PROMPT:
List each line of the data that holds the word "Overlapping".

====== DATA TO USE

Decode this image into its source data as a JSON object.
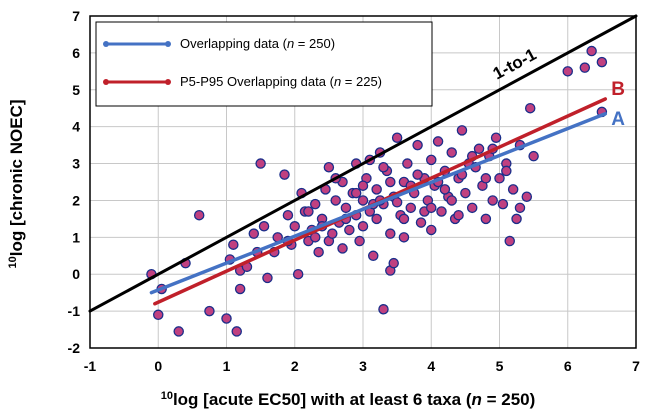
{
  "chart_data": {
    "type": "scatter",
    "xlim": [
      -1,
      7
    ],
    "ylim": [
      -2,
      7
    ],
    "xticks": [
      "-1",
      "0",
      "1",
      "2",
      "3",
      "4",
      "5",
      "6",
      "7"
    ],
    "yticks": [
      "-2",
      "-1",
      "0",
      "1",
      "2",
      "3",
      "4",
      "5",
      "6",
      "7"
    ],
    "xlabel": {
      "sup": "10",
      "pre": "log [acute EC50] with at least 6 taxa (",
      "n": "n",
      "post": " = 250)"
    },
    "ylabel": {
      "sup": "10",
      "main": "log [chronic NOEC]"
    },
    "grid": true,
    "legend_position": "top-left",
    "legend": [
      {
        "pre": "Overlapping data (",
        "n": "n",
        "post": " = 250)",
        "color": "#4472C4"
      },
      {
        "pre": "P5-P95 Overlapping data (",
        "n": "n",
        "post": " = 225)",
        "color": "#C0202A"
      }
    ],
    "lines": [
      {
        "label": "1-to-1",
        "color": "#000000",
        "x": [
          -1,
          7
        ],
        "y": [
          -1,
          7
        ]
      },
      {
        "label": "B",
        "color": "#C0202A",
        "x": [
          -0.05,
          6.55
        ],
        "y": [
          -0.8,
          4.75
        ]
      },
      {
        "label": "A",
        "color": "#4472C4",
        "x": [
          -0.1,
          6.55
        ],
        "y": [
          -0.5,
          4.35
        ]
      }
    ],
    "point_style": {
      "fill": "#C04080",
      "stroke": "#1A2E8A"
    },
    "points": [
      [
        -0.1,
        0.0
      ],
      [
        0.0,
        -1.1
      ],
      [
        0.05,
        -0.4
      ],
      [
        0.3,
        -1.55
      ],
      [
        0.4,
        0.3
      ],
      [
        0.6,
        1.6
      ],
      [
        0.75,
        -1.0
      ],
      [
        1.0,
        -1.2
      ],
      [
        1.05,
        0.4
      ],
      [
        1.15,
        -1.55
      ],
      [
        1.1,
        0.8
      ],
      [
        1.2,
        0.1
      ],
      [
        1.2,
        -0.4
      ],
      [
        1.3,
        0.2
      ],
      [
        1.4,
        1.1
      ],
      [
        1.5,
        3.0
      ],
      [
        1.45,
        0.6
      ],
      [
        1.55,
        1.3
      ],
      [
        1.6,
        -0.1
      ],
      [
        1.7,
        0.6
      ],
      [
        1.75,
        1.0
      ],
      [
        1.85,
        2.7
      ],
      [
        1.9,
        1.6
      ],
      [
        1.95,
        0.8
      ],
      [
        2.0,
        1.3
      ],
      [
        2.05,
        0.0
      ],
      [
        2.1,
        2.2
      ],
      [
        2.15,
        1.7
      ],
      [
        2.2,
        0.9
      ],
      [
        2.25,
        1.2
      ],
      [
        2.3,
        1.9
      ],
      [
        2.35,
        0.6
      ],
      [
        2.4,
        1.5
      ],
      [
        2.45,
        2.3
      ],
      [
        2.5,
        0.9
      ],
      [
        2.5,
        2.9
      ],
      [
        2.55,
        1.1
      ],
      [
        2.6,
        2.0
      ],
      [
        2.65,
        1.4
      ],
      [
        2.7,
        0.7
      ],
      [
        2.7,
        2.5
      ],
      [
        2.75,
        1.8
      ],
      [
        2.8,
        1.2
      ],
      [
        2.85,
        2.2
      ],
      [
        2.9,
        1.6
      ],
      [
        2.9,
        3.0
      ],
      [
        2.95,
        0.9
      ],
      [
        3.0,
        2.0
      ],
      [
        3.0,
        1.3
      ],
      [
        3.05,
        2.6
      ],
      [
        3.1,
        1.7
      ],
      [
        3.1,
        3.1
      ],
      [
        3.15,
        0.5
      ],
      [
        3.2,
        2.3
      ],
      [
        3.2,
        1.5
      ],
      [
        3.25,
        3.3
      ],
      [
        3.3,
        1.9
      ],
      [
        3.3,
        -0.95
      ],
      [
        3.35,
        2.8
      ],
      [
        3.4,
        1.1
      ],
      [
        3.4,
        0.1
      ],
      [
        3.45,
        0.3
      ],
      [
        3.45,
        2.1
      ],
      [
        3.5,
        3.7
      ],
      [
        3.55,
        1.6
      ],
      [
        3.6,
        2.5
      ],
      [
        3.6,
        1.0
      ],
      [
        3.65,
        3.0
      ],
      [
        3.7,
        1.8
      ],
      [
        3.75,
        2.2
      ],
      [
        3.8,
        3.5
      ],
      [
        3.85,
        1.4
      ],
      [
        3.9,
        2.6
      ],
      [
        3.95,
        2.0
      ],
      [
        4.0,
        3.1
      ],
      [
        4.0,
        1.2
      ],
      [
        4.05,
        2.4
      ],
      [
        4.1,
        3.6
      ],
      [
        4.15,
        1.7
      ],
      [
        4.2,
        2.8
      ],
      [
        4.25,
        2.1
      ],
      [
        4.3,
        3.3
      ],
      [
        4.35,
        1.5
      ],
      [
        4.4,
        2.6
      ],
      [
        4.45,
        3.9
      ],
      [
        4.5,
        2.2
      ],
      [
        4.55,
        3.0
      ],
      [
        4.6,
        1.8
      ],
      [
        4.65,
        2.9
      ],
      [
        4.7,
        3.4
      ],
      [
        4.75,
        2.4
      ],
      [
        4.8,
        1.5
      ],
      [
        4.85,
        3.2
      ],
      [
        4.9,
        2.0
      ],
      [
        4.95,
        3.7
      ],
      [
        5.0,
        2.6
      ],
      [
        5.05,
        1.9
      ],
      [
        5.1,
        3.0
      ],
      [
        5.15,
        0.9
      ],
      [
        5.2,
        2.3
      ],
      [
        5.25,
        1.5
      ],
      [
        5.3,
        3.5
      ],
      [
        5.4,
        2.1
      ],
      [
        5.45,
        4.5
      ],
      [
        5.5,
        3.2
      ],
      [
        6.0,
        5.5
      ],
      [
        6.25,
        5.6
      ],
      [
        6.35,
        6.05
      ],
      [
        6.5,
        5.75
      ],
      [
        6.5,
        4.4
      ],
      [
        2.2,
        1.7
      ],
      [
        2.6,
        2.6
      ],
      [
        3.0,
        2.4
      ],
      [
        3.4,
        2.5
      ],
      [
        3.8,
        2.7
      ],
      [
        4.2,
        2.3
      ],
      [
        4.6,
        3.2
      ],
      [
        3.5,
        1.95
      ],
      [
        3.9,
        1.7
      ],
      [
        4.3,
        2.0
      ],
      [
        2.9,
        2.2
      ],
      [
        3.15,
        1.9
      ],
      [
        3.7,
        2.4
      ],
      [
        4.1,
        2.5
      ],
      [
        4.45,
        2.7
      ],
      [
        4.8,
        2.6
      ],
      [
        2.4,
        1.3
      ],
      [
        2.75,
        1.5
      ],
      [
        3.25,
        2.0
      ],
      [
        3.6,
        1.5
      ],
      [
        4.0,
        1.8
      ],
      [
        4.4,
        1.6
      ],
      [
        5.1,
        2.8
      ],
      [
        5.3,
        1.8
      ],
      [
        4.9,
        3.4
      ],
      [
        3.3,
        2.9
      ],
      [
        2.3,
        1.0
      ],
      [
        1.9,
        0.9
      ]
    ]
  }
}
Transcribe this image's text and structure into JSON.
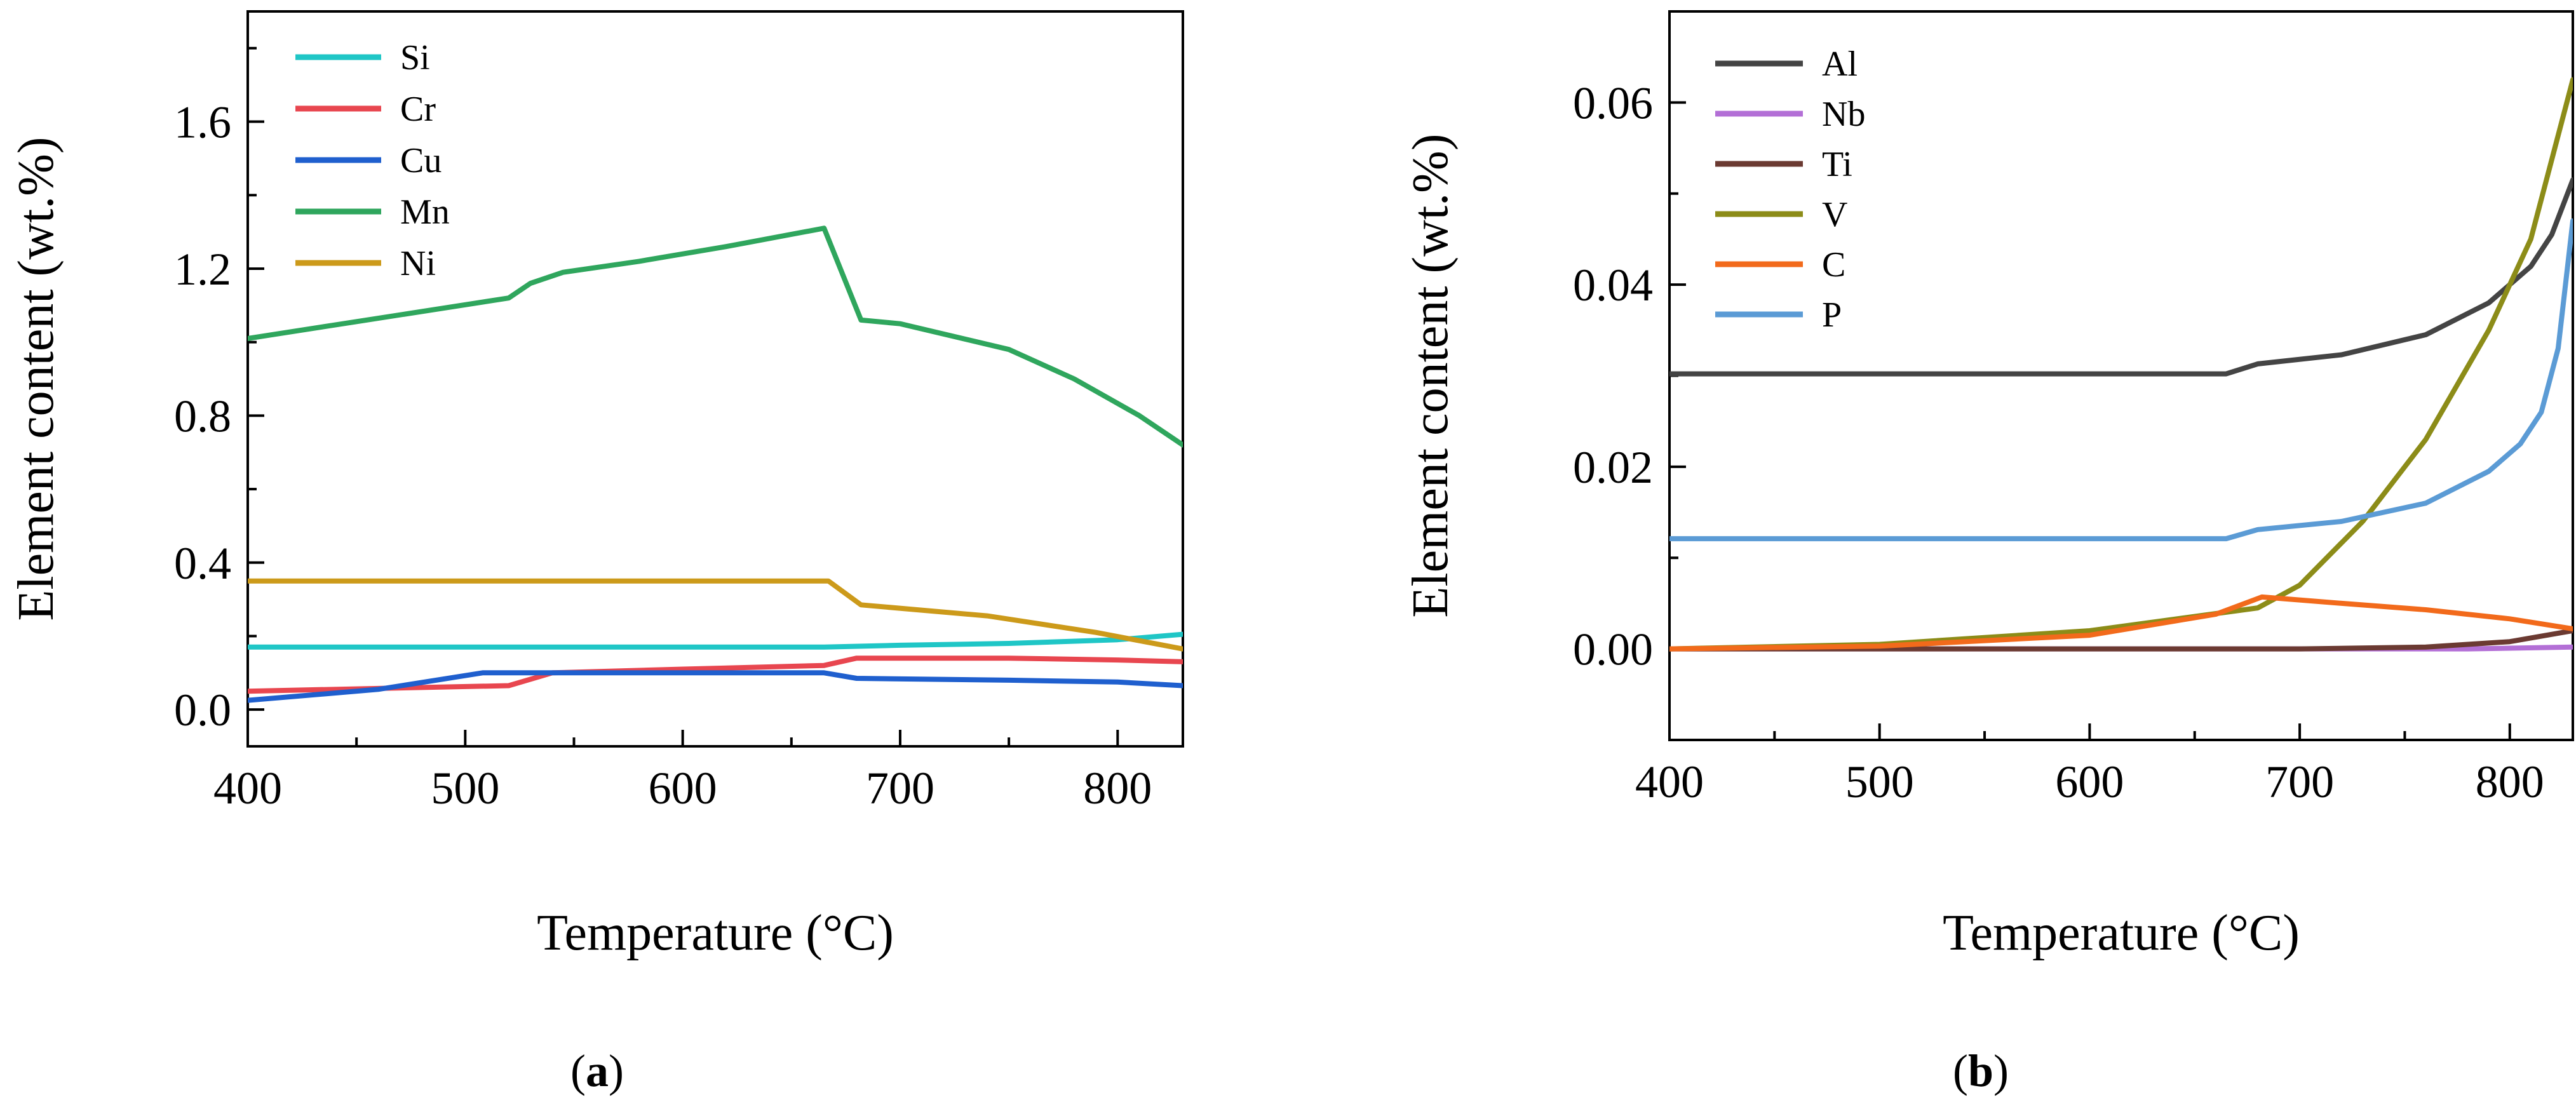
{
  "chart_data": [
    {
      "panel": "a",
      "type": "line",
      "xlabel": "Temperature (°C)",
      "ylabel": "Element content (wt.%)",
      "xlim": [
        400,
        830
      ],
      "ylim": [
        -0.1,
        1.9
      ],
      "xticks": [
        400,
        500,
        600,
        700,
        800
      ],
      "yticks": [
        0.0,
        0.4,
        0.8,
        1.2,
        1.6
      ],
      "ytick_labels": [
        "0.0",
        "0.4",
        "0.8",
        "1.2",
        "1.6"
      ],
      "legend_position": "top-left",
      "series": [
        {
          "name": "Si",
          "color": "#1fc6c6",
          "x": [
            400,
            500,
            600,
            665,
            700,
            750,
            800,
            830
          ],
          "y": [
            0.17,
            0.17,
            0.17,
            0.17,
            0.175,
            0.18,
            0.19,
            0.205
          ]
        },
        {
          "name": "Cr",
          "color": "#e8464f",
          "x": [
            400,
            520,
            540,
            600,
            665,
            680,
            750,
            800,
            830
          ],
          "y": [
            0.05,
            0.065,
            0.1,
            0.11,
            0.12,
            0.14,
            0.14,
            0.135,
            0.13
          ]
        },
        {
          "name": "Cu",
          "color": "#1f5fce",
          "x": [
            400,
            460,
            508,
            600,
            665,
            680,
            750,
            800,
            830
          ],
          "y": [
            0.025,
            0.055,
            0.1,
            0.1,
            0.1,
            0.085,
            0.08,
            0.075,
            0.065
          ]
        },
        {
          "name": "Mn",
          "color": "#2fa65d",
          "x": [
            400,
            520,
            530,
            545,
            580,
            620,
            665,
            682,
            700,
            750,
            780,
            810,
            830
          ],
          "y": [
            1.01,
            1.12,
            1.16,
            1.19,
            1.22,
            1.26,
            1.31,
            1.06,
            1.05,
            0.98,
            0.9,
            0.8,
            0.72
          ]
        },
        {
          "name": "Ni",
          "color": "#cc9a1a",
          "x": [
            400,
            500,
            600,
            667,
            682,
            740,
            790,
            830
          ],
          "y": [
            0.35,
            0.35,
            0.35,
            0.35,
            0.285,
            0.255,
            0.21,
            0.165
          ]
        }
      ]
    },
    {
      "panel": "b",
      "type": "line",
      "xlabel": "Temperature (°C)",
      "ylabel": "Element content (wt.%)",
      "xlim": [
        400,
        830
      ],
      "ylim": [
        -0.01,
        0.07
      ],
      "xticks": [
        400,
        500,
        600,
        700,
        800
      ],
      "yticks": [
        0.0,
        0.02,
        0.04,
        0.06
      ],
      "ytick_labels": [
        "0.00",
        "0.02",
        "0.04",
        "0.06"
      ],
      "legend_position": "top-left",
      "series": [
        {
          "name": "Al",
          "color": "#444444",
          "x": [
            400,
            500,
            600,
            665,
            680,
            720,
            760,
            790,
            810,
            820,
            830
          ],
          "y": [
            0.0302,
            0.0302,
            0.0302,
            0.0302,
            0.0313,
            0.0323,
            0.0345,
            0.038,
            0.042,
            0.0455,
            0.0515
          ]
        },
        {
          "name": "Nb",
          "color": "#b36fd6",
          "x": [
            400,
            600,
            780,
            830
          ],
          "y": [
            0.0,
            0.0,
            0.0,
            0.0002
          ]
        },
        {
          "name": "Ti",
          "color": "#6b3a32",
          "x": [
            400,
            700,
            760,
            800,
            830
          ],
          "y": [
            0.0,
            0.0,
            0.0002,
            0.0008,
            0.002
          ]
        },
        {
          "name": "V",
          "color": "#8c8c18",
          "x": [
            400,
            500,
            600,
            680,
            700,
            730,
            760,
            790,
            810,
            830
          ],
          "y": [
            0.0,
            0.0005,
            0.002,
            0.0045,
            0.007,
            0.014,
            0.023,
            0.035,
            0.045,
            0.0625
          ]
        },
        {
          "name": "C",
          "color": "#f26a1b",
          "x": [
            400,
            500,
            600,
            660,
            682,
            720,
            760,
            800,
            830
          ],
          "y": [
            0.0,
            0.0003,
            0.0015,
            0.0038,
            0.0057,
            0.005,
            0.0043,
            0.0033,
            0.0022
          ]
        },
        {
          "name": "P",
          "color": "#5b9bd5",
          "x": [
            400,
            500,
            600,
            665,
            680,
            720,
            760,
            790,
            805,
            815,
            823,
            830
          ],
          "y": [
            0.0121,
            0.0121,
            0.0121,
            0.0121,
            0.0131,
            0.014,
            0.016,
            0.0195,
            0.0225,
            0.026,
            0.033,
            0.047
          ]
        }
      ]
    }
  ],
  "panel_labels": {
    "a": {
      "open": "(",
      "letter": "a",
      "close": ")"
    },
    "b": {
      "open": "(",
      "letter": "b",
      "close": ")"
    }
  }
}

============

SOLUTION FOR THIS TASK:
        "pre": "Overlapping data (",
        "pre": "P5-P95 Overlapping data (",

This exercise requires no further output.